_AVAILABLE RECORDS_
______________________________

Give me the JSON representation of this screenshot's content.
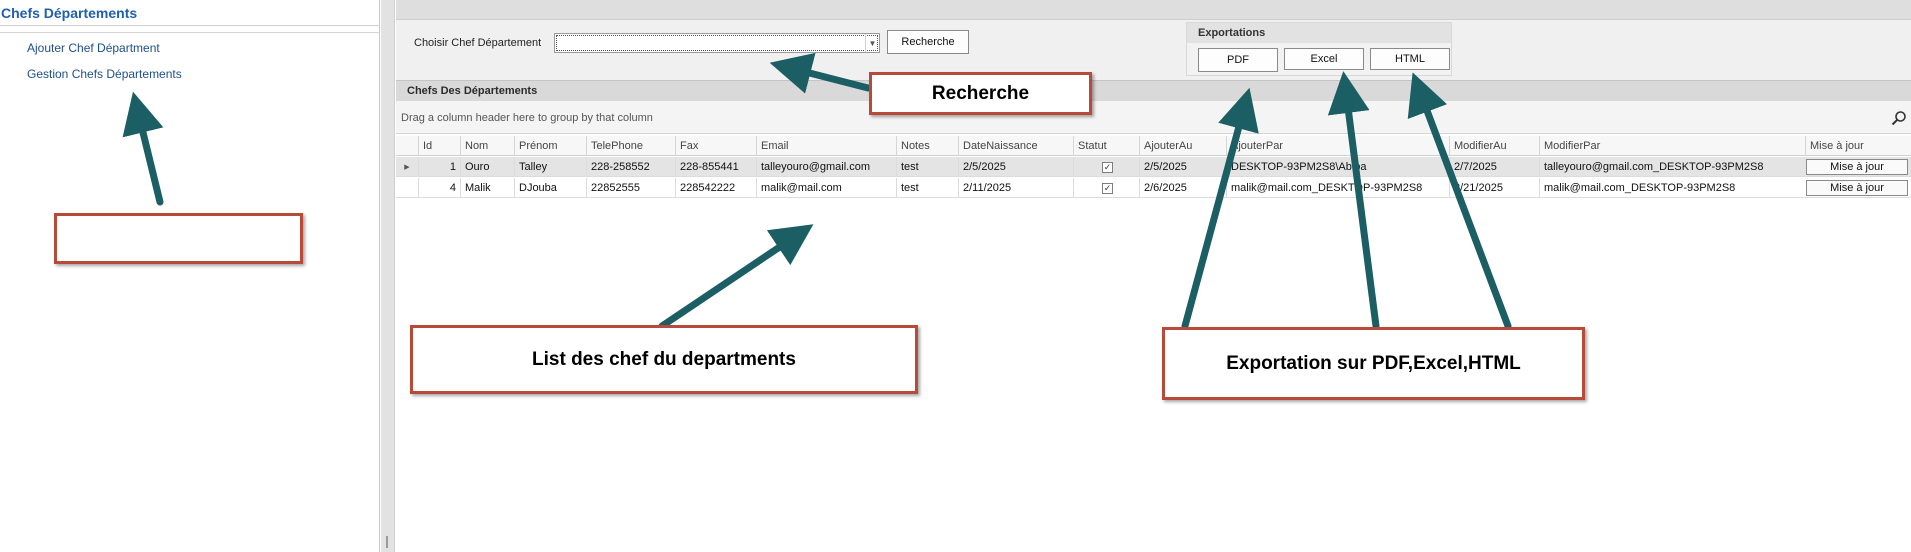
{
  "nav": {
    "title": "Chefs Départements",
    "items": [
      {
        "label": "Ajouter Chef Départment"
      },
      {
        "label": "Gestion Chefs Départements"
      }
    ]
  },
  "filter": {
    "label": "Choisir Chef Département",
    "value": "",
    "search_button": "Recherche"
  },
  "exports": {
    "title": "Exportations",
    "pdf": "PDF",
    "excel": "Excel",
    "html": "HTML"
  },
  "grid": {
    "caption": "Chefs Des Départements",
    "group_hint": "Drag a column header here to group by that column",
    "columns": [
      "Id",
      "Nom",
      "Prénom",
      "TelePhone",
      "Fax",
      "Email",
      "Notes",
      "DateNaissance",
      "Statut",
      "AjouterAu",
      "AjouterPar",
      "ModifierAu",
      "ModifierPar",
      "Mise à jour"
    ],
    "rows": [
      {
        "id": "1",
        "nom": "Ouro",
        "prenom": "Talley",
        "telephone": "228-258552",
        "fax": "228-855441",
        "email": "talleyouro@gmail.com",
        "notes": "test",
        "date_naissance": "2/5/2025",
        "statut": true,
        "ajouter_au": "2/5/2025",
        "ajouter_par": "DESKTOP-93PM2S8\\Abiba",
        "modifier_au": "2/7/2025",
        "modifier_par": "talleyouro@gmail.com_DESKTOP-93PM2S8",
        "action": "Mise à jour"
      },
      {
        "id": "4",
        "nom": "Malik",
        "prenom": "DJouba",
        "telephone": "22852555",
        "fax": "228542222",
        "email": "malik@mail.com",
        "notes": "test",
        "date_naissance": "2/11/2025",
        "statut": true,
        "ajouter_au": "2/6/2025",
        "ajouter_par": "malik@mail.com_DESKTOP-93PM2S8",
        "modifier_au": "2/21/2025",
        "modifier_par": "malik@mail.com_DESKTOP-93PM2S8",
        "action": "Mise à jour"
      }
    ]
  },
  "annotations": {
    "recherche": "Recherche",
    "list": "List des chef du departments",
    "export": "Exportation sur PDF,Excel,HTML",
    "empty": ""
  },
  "colors": {
    "nav_title": "#1f5fae",
    "callout_border": "#b84a3a",
    "arrow": "#1b5e63"
  },
  "icons": {
    "grid_search": "search-icon",
    "checkbox": "check-icon",
    "combo": "chevron-down-icon",
    "row_indicator": "row-indicator-icon"
  }
}
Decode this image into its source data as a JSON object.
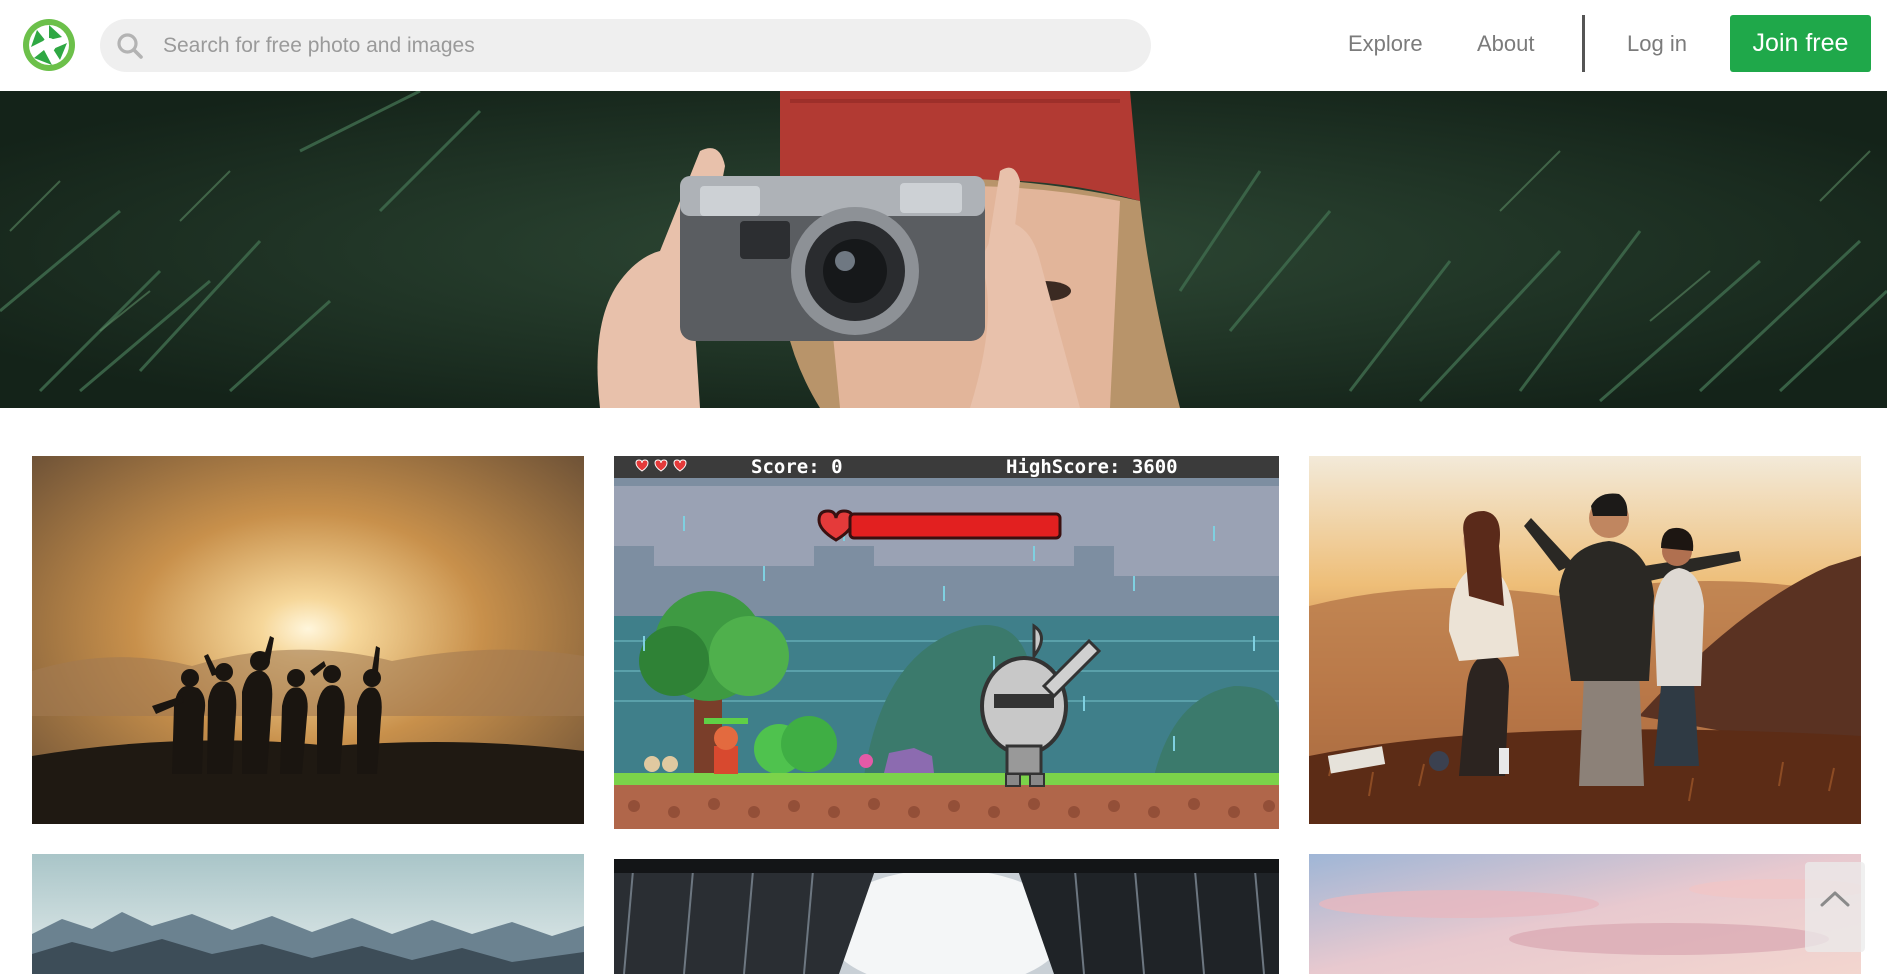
{
  "header": {
    "search": {
      "placeholder": "Search for free photo and images"
    },
    "nav": {
      "explore": "Explore",
      "about": "About",
      "login": "Log in",
      "join": "Join free"
    }
  },
  "gallery": {
    "game": {
      "score_label": "Score: 0",
      "highscore_label": "HighScore: 3600",
      "hearts": 3
    }
  },
  "colors": {
    "brand_green": "#1fa84a",
    "search_bg": "#efefef",
    "nav_text": "#7b7b7b"
  },
  "icons": [
    "aperture-logo-icon",
    "search-icon",
    "chevron-up-icon"
  ]
}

______________________________

_STATED PROBLEM_
Pictures don't belong in the copy. Restate all the entries exactly.

_PROBLEM SOLUTION_
Give me the JSON representation of this screenshot's content.
{
  "nav": {
    "title": "Chefs Départements",
    "items": [
      {
        "label": "Ajouter Chef Départment"
      },
      {
        "label": "Gestion Chefs Départements"
      }
    ]
  },
  "filter": {
    "label": "Choisir Chef Département",
    "value": "",
    "search_button": "Recherche"
  },
  "exports": {
    "title": "Exportations",
    "pdf": "PDF",
    "excel": "Excel",
    "html": "HTML"
  },
  "grid": {
    "caption": "Chefs Des Départements",
    "group_hint": "Drag a column header here to group by that column",
    "columns": [
      "Id",
      "Nom",
      "Prénom",
      "TelePhone",
      "Fax",
      "Email",
      "Notes",
      "DateNaissance",
      "Statut",
      "AjouterAu",
      "AjouterPar",
      "ModifierAu",
      "ModifierPar",
      "Mise à jour"
    ],
    "rows": [
      {
        "id": "1",
        "nom": "Ouro",
        "prenom": "Talley",
        "telephone": "228-258552",
        "fax": "228-855441",
        "email": "talleyouro@gmail.com",
        "notes": "test",
        "date_naissance": "2/5/2025",
        "statut": true,
        "ajouter_au": "2/5/2025",
        "ajouter_par": "DESKTOP-93PM2S8\\Abiba",
        "modifier_au": "2/7/2025",
        "modifier_par": "talleyouro@gmail.com_DESKTOP-93PM2S8",
        "action": "Mise à jour"
      },
      {
        "id": "4",
        "nom": "Malik",
        "prenom": "DJouba",
        "telephone": "22852555",
        "fax": "228542222",
        "email": "malik@mail.com",
        "notes": "test",
        "date_naissance": "2/11/2025",
        "statut": true,
        "ajouter_au": "2/6/2025",
        "ajouter_par": "malik@mail.com_DESKTOP-93PM2S8",
        "modifier_au": "2/21/2025",
        "modifier_par": "malik@mail.com_DESKTOP-93PM2S8",
        "action": "Mise à jour"
      }
    ]
  },
  "annotations": {
    "recherche": "Recherche",
    "list": "List des chef du departments",
    "export": "Exportation sur PDF,Excel,HTML",
    "empty": ""
  },
  "colors": {
    "nav_title": "#1f5fae",
    "callout_border": "#b84a3a",
    "arrow": "#1b5e63"
  },
  "icons": {
    "grid_search": "search-icon",
    "checkbox": "check-icon",
    "combo": "chevron-down-icon",
    "row_indicator": "row-indicator-icon"
  }
}
Decode this image into its source data as a JSON object.
{
  "header": {
    "search": {
      "placeholder": "Search for free photo and images"
    },
    "nav": {
      "explore": "Explore",
      "about": "About",
      "login": "Log in",
      "join": "Join free"
    }
  },
  "gallery": {
    "game": {
      "score_label": "Score: 0",
      "highscore_label": "HighScore: 3600",
      "hearts": 3
    }
  },
  "colors": {
    "brand_green": "#1fa84a",
    "search_bg": "#efefef",
    "nav_text": "#7b7b7b"
  },
  "icons": [
    "aperture-logo-icon",
    "search-icon",
    "chevron-up-icon"
  ]
}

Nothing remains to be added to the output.